TRECHO →
= = = =

Antes de ler esse artigo eu peço que, por gentileza, volte na foto e repare bem o rosto que ilustra o artigo dessa semana. Se atenha a cada detalhe, cada traço fenotípico, as texturas, as cores e só então dê continuidade a essa leitura. Pode voltar na foto com calma, sem problemas, eu aguardo.

 

Então, certa vez eu li que o rosto é privilégio do ser humano. Faz sentido, já que o valor atribuído ao rosto na nossa sociedade está muito bem ilustrado pela foto na nossa carteira de identidade, o popular RG. Identidade, aquele documento que carregamos conosco para provarmos perante a lei nosso bom comportamento, onde reuni o nome, filiação, a digital e a foto do rosto. Muito antes dessa era de reconhecimento facial digital que leva vários dos nossos a serem presos equivocadamente, o rosto, por si só, já era suficiente para confirmar a identidade. O rosto traduz sobre forma viva e enigmática o caráter absoluto de uma diferença, apesar de ser ínfima e individual; ele é o lugar originário em que a existência do ser humano adquire sentido.

 

Uma das violências simbólicas implementadas pelo sistema racista consiste em negar o rosto do “outro" atribuindo a nós o "outro" uma fuça, uma cara, um não rosto repetidas vezes nos animalizando. O ódio a nós nos coloca em um lugar de desfiguração e a dignidade de ter um rosto nos é negada, já que o rosto é o lugar mais humano de uma pessoa. Mas qual é a humanidade transmitida por esse rosto que eu pedi para você botar reparo? Me conta o que esse rosto te transmite quando você olha para ele?

 



 

Se esse rosto lhe for familiar, muito provavelmente você irá atrelar a ele um currículo de um dos diretores de cinema mais ricos do mundo. Um homem sensível, que dirigiu e patrocinou o longa-metragem que está fazendo o brasileiro ter orgulho do cinema nacional com a obra “Ainda estou aqui”. Se não lhe era familiar, porque agora eu espero que seja, muito provavelmente você enxergou um senhor da terceira idade, cabelos lisos e grisalhos, magro, branco, de traços finos bem finos perceptivelmente descendente de europeus.

 

Assim como o RG, o sujeito que ilustra essa foto tem nome, sobrenome e ascendência. Quando eu olho para o rosto do Walter Salles Jr eu enxergo a descendência dos que torturaram, estupraram, açoitaram, mantiveram em cárcere os meus ascendentes. A vida inteira eu escutei que por eu ser negra, descendente de africanos eu era descendente de escravos, e ao olhar essa foto encaro um descendente de escravocrata. Um herdeiro direto da desgraça a qual o meu povo foi submetido por 388 anos que elabora minuciosamente uma obra buscando comover o mundo com uma dor que durou 22 anos. Não só busca como consegue fazer com que duas décadas doa mais no imaginário popular do que quase quatro séculos, sabe por que? Porque o rosto de uma parcela que sofreu por duas décadas parece com o rosto dele, tanto é que é a história de rostos parecidos com o dele que ele coloca como protagonistas humanizados em sua obra.

= = = =

ENUNCIADO → As afirmações abaixo concordam com o artigo sobre o rosto? Responda sim ou não a cada uma e cite, entre aspas e sem alterações, as palavras do artigo que decidem. (a) O artigo diz que o reconhecimento facial digital leva pessoas a serem presas por engano. (b) Segundo o artigo, a dor retratada na obra do diretor durou 388 anos. (c) O artigo descreve o homem da foto com cabelos crespos e escuros.

= = = =

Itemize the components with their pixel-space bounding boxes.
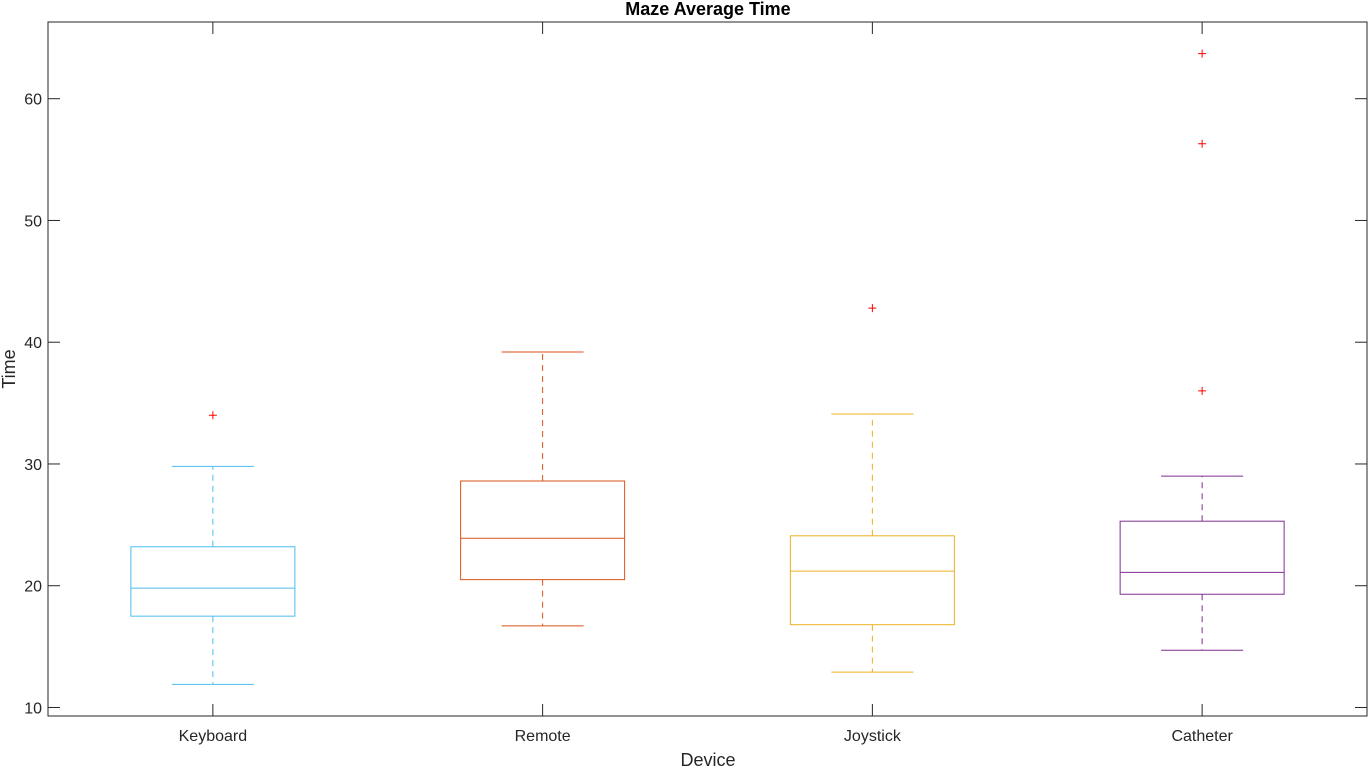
plot-area-frame [47,21,1368,717]
chart-marks: 10 20 30 40 50 60 Keyboard Remote Joystick Cathet… [24,22,1367,745]
y-tick-label: 60 [24,92,42,109]
y-tick-label: 40 [24,335,42,352]
joystick-outlier-marker [868,304,877,313]
joystick-box [789,535,955,626]
catheter-outlier-marker [1198,139,1207,148]
catheter-outlier-marker [1198,49,1207,58]
keyboard-outlier-marker [208,411,217,420]
x-tick-label: Catheter [1171,728,1233,745]
x-tick-label: Remote [515,728,571,745]
catheter-box [1119,520,1285,595]
remote-box [460,480,626,581]
y-tick-label: 10 [24,700,42,717]
x-tick-label: Joystick [844,728,902,745]
chart-title: Maze Average Time [625,0,790,19]
y-tick-label: 50 [24,213,42,230]
x-tick-label: Keyboard [179,728,248,745]
catheter-outlier-marker [1198,386,1207,395]
y-tick-label: 30 [24,457,42,474]
y-tick-label: 20 [24,579,42,596]
keyboard-box [130,546,296,617]
y-axis-label: Time [0,349,19,388]
x-axis-label: Device [680,750,735,768]
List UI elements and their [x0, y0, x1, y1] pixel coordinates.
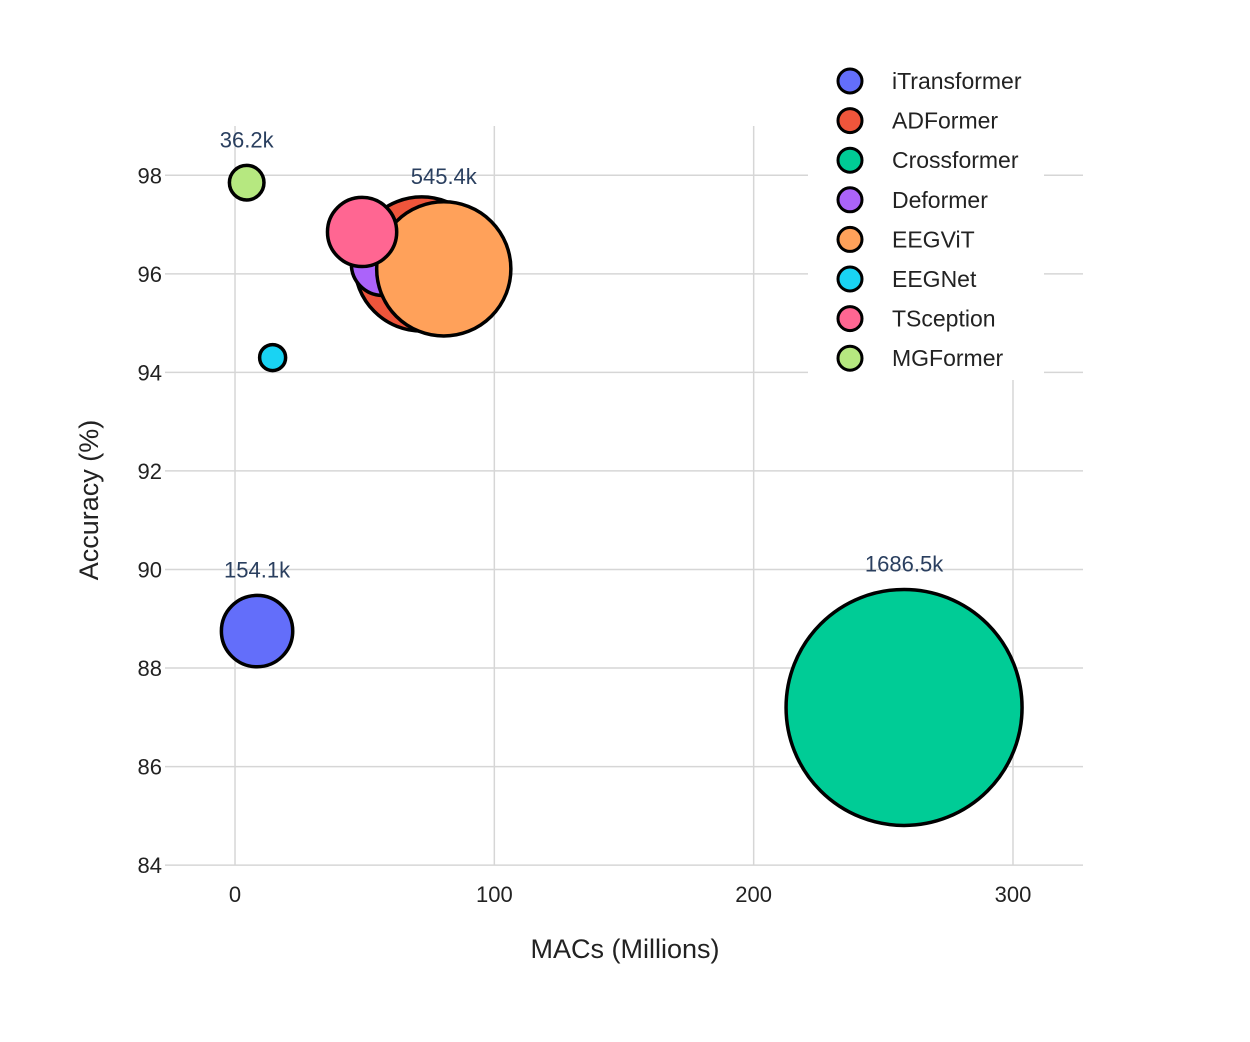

= = = =

RESPOSTA →
(a) Sim: "Muito antes dessa era de reconhecimento facial digital que leva vários dos nossos a serem presos equivocadamente".
(b) Não: "uma obra buscando comover o mundo com uma dor que durou 22 anos".
(c) Não: "cabelos lisos e grisalhos".